[Some records]
■ ■ ■ ■ ■

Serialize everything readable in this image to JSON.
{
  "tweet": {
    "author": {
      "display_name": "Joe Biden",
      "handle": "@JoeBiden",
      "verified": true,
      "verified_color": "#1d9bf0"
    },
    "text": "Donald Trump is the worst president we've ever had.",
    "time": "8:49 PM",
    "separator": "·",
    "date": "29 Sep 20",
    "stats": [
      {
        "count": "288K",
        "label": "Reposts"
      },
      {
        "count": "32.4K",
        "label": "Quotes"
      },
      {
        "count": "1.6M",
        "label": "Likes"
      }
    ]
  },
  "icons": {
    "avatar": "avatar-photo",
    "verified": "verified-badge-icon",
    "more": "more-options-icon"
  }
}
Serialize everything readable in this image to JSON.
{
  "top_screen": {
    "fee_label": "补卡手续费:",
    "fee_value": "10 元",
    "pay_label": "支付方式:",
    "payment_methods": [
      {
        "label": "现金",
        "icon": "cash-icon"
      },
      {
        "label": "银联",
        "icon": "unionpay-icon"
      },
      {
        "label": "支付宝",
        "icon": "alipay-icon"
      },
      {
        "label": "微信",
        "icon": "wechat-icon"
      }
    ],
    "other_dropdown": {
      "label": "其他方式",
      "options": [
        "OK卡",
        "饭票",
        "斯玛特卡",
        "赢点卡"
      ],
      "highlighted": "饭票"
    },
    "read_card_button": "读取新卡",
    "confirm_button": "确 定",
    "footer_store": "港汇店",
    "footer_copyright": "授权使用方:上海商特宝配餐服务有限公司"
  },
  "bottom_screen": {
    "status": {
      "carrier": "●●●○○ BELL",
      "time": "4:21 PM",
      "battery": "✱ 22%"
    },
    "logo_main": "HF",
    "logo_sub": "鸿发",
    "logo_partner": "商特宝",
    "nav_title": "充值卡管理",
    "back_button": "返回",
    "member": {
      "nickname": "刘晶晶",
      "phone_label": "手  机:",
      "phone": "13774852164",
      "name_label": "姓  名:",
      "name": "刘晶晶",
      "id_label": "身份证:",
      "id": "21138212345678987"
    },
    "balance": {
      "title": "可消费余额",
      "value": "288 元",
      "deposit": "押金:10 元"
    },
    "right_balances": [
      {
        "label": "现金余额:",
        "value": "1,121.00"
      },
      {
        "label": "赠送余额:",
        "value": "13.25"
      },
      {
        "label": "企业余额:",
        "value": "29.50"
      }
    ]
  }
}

■ ■ ■ ■ ■

• **Given instruction**:
Each entry above is to be printed again exactly.

• **Completed task**:
Serialize everything readable in this image to JSON.
{
  "tweet": {
    "author": {
      "display_name": "Joe Biden",
      "handle": "@JoeBiden",
      "verified": true,
      "verified_color": "#1d9bf0"
    },
    "text": "Donald Trump is the worst president we've ever had.",
    "time": "8:49 PM",
    "separator": "·",
    "date": "29 Sep 20",
    "stats": [
      {
        "count": "288K",
        "label": "Reposts"
      },
      {
        "count": "32.4K",
        "label": "Quotes"
      },
      {
        "count": "1.6M",
        "label": "Likes"
      }
    ]
  },
  "icons": {
    "avatar": "avatar-photo",
    "verified": "verified-badge-icon",
    "more": "more-options-icon"
  }
}
Serialize everything readable in this image to JSON.
{
  "top_screen": {
    "fee_label": "补卡手续费:",
    "fee_value": "10 元",
    "pay_label": "支付方式:",
    "payment_methods": [
      {
        "label": "现金",
        "icon": "cash-icon"
      },
      {
        "label": "银联",
        "icon": "unionpay-icon"
      },
      {
        "label": "支付宝",
        "icon": "alipay-icon"
      },
      {
        "label": "微信",
        "icon": "wechat-icon"
      }
    ],
    "other_dropdown": {
      "label": "其他方式",
      "options": [
        "OK卡",
        "饭票",
        "斯玛特卡",
        "赢点卡"
      ],
      "highlighted": "饭票"
    },
    "read_card_button": "读取新卡",
    "confirm_button": "确 定",
    "footer_store": "港汇店",
    "footer_copyright": "授权使用方:上海商特宝配餐服务有限公司"
  },
  "bottom_screen": {
    "status": {
      "carrier": "●●●○○ BELL",
      "time": "4:21 PM",
      "battery": "✱ 22%"
    },
    "logo_main": "HF",
    "logo_sub": "鸿发",
    "logo_partner": "商特宝",
    "nav_title": "充值卡管理",
    "back_button": "返回",
    "member": {
      "nickname": "刘晶晶",
      "phone_label": "手  机:",
      "phone": "13774852164",
      "name_label": "姓  名:",
      "name": "刘晶晶",
      "id_label": "身份证:",
      "id": "21138212345678987"
    },
    "balance": {
      "title": "可消费余额",
      "value": "288 元",
      "deposit": "押金:10 元"
    },
    "right_balances": [
      {
        "label": "现金余额:",
        "value": "1,121.00"
      },
      {
        "label": "赠送余额:",
        "value": "13.25"
      },
      {
        "label": "企业余额:",
        "value": "29.50"
      }
    ]
  }
}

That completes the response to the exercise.